[Data entries]
========================================================================
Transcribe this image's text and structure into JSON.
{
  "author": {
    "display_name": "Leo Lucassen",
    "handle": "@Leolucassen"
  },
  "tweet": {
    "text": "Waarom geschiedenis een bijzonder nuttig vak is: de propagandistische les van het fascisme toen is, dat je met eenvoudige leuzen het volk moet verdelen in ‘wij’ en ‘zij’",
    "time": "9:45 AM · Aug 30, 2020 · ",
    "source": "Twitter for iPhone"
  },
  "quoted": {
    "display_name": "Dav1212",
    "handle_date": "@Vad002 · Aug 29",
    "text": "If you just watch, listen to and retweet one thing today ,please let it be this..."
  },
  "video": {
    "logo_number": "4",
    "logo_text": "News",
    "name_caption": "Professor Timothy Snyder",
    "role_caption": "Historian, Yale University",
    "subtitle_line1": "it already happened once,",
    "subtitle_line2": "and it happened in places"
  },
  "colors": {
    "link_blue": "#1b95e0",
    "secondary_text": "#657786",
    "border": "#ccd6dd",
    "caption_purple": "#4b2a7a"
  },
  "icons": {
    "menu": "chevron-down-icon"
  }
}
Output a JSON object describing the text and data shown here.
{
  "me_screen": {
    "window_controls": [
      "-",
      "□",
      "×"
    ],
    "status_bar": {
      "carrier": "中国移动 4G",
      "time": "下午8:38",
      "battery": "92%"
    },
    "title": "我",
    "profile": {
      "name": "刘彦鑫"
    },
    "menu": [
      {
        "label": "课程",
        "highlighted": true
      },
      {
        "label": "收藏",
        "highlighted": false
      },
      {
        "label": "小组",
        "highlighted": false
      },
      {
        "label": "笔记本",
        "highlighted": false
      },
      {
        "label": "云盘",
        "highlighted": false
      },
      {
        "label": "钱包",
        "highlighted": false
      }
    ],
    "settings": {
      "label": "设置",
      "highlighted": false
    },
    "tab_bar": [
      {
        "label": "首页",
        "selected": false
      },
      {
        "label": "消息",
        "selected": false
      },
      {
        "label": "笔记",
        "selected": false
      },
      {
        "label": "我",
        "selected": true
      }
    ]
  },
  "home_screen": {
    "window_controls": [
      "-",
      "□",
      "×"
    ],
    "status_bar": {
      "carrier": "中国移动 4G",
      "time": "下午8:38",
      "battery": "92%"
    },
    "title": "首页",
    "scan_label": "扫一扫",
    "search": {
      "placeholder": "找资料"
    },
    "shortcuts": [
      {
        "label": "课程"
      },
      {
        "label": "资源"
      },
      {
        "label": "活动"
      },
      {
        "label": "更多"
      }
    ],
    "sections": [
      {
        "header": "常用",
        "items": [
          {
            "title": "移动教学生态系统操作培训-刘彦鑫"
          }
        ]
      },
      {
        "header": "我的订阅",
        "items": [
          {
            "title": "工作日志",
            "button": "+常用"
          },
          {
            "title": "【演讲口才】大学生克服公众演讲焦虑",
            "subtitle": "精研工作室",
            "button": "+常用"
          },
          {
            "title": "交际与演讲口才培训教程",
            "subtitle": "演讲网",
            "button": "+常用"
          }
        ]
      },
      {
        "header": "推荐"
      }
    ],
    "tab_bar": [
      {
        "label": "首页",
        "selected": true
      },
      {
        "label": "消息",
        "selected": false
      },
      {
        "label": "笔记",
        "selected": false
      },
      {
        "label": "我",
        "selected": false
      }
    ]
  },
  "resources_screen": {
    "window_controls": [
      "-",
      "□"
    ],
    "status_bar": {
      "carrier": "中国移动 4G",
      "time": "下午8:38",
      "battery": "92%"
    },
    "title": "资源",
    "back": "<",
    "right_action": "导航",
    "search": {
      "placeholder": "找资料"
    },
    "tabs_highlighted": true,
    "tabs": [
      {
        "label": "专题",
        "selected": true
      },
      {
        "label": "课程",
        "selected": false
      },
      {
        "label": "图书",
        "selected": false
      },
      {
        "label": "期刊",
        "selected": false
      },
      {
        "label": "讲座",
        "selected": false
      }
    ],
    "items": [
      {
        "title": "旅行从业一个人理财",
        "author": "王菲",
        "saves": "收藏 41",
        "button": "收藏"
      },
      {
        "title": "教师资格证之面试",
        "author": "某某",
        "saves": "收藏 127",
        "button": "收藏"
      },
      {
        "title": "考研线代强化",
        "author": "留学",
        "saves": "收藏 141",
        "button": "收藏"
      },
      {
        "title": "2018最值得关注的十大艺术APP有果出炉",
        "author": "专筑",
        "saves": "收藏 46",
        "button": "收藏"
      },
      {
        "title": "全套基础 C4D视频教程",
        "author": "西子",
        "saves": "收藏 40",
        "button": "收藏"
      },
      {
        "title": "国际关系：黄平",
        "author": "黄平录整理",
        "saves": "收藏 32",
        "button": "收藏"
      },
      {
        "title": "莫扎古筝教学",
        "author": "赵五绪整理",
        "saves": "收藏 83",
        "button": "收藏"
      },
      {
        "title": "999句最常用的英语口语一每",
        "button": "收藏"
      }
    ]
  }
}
========================================================================
## [DO THIS]
Reproduce every line of the material above exactly.

## [WRITTEN SOLUTION]
Transcribe this image's text and structure into JSON.
{
  "author": {
    "display_name": "Leo Lucassen",
    "handle": "@Leolucassen"
  },
  "tweet": {
    "text": "Waarom geschiedenis een bijzonder nuttig vak is: de propagandistische les van het fascisme toen is, dat je met eenvoudige leuzen het volk moet verdelen in ‘wij’ en ‘zij’",
    "time": "9:45 AM · Aug 30, 2020 · ",
    "source": "Twitter for iPhone"
  },
  "quoted": {
    "display_name": "Dav1212",
    "handle_date": "@Vad002 · Aug 29",
    "text": "If you just watch, listen to and retweet one thing today ,please let it be this..."
  },
  "video": {
    "logo_number": "4",
    "logo_text": "News",
    "name_caption": "Professor Timothy Snyder",
    "role_caption": "Historian, Yale University",
    "subtitle_line1": "it already happened once,",
    "subtitle_line2": "and it happened in places"
  },
  "colors": {
    "link_blue": "#1b95e0",
    "secondary_text": "#657786",
    "border": "#ccd6dd",
    "caption_purple": "#4b2a7a"
  },
  "icons": {
    "menu": "chevron-down-icon"
  }
}
Output a JSON object describing the text and data shown here.
{
  "me_screen": {
    "window_controls": [
      "-",
      "□",
      "×"
    ],
    "status_bar": {
      "carrier": "中国移动 4G",
      "time": "下午8:38",
      "battery": "92%"
    },
    "title": "我",
    "profile": {
      "name": "刘彦鑫"
    },
    "menu": [
      {
        "label": "课程",
        "highlighted": true
      },
      {
        "label": "收藏",
        "highlighted": false
      },
      {
        "label": "小组",
        "highlighted": false
      },
      {
        "label": "笔记本",
        "highlighted": false
      },
      {
        "label": "云盘",
        "highlighted": false
      },
      {
        "label": "钱包",
        "highlighted": false
      }
    ],
    "settings": {
      "label": "设置",
      "highlighted": false
    },
    "tab_bar": [
      {
        "label": "首页",
        "selected": false
      },
      {
        "label": "消息",
        "selected": false
      },
      {
        "label": "笔记",
        "selected": false
      },
      {
        "label": "我",
        "selected": true
      }
    ]
  },
  "home_screen": {
    "window_controls": [
      "-",
      "□",
      "×"
    ],
    "status_bar": {
      "carrier": "中国移动 4G",
      "time": "下午8:38",
      "battery": "92%"
    },
    "title": "首页",
    "scan_label": "扫一扫",
    "search": {
      "placeholder": "找资料"
    },
    "shortcuts": [
      {
        "label": "课程"
      },
      {
        "label": "资源"
      },
      {
        "label": "活动"
      },
      {
        "label": "更多"
      }
    ],
    "sections": [
      {
        "header": "常用",
        "items": [
          {
            "title": "移动教学生态系统操作培训-刘彦鑫"
          }
        ]
      },
      {
        "header": "我的订阅",
        "items": [
          {
            "title": "工作日志",
            "button": "+常用"
          },
          {
            "title": "【演讲口才】大学生克服公众演讲焦虑",
            "subtitle": "精研工作室",
            "button": "+常用"
          },
          {
            "title": "交际与演讲口才培训教程",
            "subtitle": "演讲网",
            "button": "+常用"
          }
        ]
      },
      {
        "header": "推荐"
      }
    ],
    "tab_bar": [
      {
        "label": "首页",
        "selected": true
      },
      {
        "label": "消息",
        "selected": false
      },
      {
        "label": "笔记",
        "selected": false
      },
      {
        "label": "我",
        "selected": false
      }
    ]
  },
  "resources_screen": {
    "window_controls": [
      "-",
      "□"
    ],
    "status_bar": {
      "carrier": "中国移动 4G",
      "time": "下午8:38",
      "battery": "92%"
    },
    "title": "资源",
    "back": "<",
    "right_action": "导航",
    "search": {
      "placeholder": "找资料"
    },
    "tabs_highlighted": true,
    "tabs": [
      {
        "label": "专题",
        "selected": true
      },
      {
        "label": "课程",
        "selected": false
      },
      {
        "label": "图书",
        "selected": false
      },
      {
        "label": "期刊",
        "selected": false
      },
      {
        "label": "讲座",
        "selected": false
      }
    ],
    "items": [
      {
        "title": "旅行从业一个人理财",
        "author": "王菲",
        "saves": "收藏 41",
        "button": "收藏"
      },
      {
        "title": "教师资格证之面试",
        "author": "某某",
        "saves": "收藏 127",
        "button": "收藏"
      },
      {
        "title": "考研线代强化",
        "author": "留学",
        "saves": "收藏 141",
        "button": "收藏"
      },
      {
        "title": "2018最值得关注的十大艺术APP有果出炉",
        "author": "专筑",
        "saves": "收藏 46",
        "button": "收藏"
      },
      {
        "title": "全套基础 C4D视频教程",
        "author": "西子",
        "saves": "收藏 40",
        "button": "收藏"
      },
      {
        "title": "国际关系：黄平",
        "author": "黄平录整理",
        "saves": "收藏 32",
        "button": "收藏"
      },
      {
        "title": "莫扎古筝教学",
        "author": "赵五绪整理",
        "saves": "收藏 83",
        "button": "收藏"
      },
      {
        "title": "999句最常用的英语口语一每",
        "button": "收藏"
      }
    ]
  }
}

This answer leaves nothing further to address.